▶ **SET TASK**: Set down every entry word for word. Omit the pictures.
** start ITEMS **
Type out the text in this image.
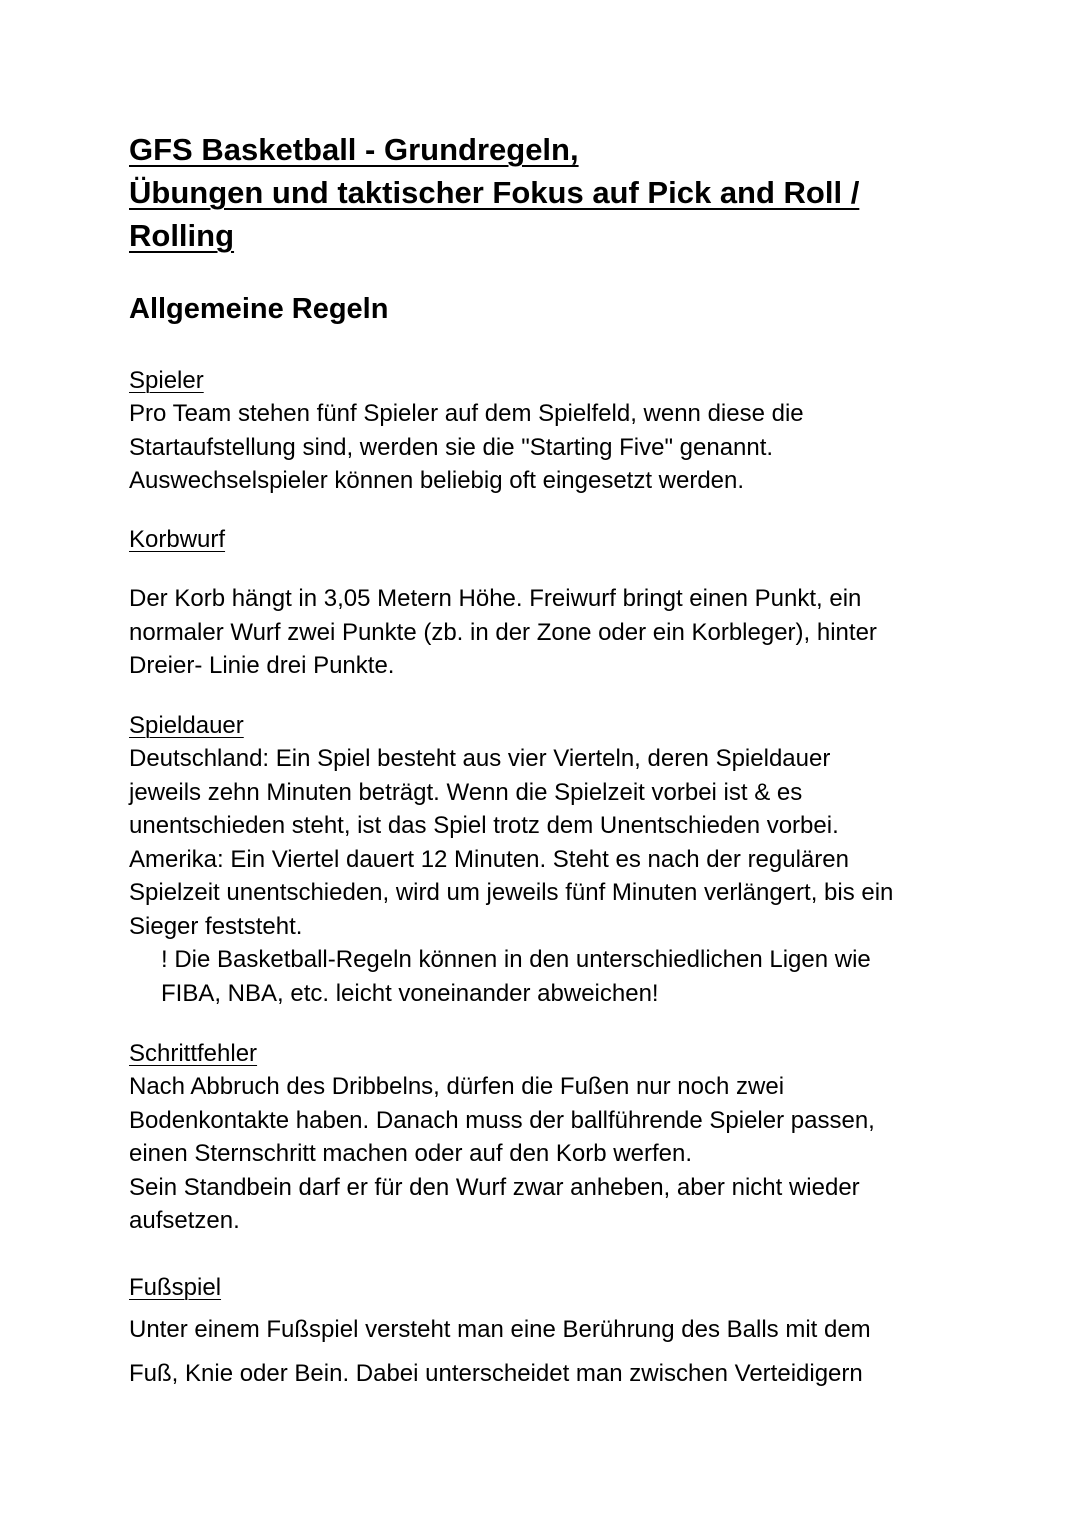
GFS Basketball - Grundregeln,
Übungen und taktischer Fokus auf Pick and Roll /
Rolling
Allgemeine Regeln

Spieler

Pro Team stehen fünf Spieler auf dem Spielfeld, wenn diese die

Startaufstellung sind, werden sie die "Starting Five" genannt.

Auswechselspieler können beliebig oft eingesetzt werden.

Korbwurf

Der Korb hängt in 3,05 Metern Höhe. Freiwurf bringt einen Punkt, ein

normaler Wurf zwei Punkte (zb. in der Zone oder ein Korbleger), hinter

Dreier- Linie drei Punkte.

Spieldauer

Deutschland: Ein Spiel besteht aus vier Vierteln, deren Spieldauer

jeweils zehn Minuten beträgt. Wenn die Spielzeit vorbei ist & es

unentschieden steht, ist das Spiel trotz dem Unentschieden vorbei.

Amerika: Ein Viertel dauert 12 Minuten. Steht es nach der regulären

Spielzeit unentschieden, wird um jeweils fünf Minuten verlängert, bis ein

Sieger feststeht.

! Die Basketball-Regeln können in den unterschiedlichen Ligen wie

FIBA, NBA, etc. leicht voneinander abweichen!

Schrittfehler

Nach Abbruch des Dribbelns, dürfen die Fußen nur noch zwei

Bodenkontakte haben. Danach muss der ballführende Spieler passen,

einen Sternschritt machen oder auf den Korb werfen.

Sein Standbein darf er für den Wurf zwar anheben, aber nicht wieder

aufsetzen.

Fußspiel

Unter einem Fußspiel versteht man eine Berührung des Balls mit dem

Fuß, Knie oder Bein. Dabei unterscheidet man zwischen Verteidigern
** end ITEMS **
▶ **RESULT FOR THIS TASK**:
Type out the text in this image.
GFS Basketball - Grundregeln,
Übungen und taktischer Fokus auf Pick and Roll /
Rolling
Allgemeine Regeln

Spieler

Pro Team stehen fünf Spieler auf dem Spielfeld, wenn diese die

Startaufstellung sind, werden sie die "Starting Five" genannt.

Auswechselspieler können beliebig oft eingesetzt werden.

Korbwurf

Der Korb hängt in 3,05 Metern Höhe. Freiwurf bringt einen Punkt, ein

normaler Wurf zwei Punkte (zb. in der Zone oder ein Korbleger), hinter

Dreier- Linie drei Punkte.

Spieldauer

Deutschland: Ein Spiel besteht aus vier Vierteln, deren Spieldauer

jeweils zehn Minuten beträgt. Wenn die Spielzeit vorbei ist & es

unentschieden steht, ist das Spiel trotz dem Unentschieden vorbei.

Amerika: Ein Viertel dauert 12 Minuten. Steht es nach der regulären

Spielzeit unentschieden, wird um jeweils fünf Minuten verlängert, bis ein

Sieger feststeht.

! Die Basketball-Regeln können in den unterschiedlichen Ligen wie

FIBA, NBA, etc. leicht voneinander abweichen!

Schrittfehler

Nach Abbruch des Dribbelns, dürfen die Fußen nur noch zwei

Bodenkontakte haben. Danach muss der ballführende Spieler passen,

einen Sternschritt machen oder auf den Korb werfen.

Sein Standbein darf er für den Wurf zwar anheben, aber nicht wieder

aufsetzen.

Fußspiel

Unter einem Fußspiel versteht man eine Berührung des Balls mit dem

Fuß, Knie oder Bein. Dabei unterscheidet man zwischen Verteidigern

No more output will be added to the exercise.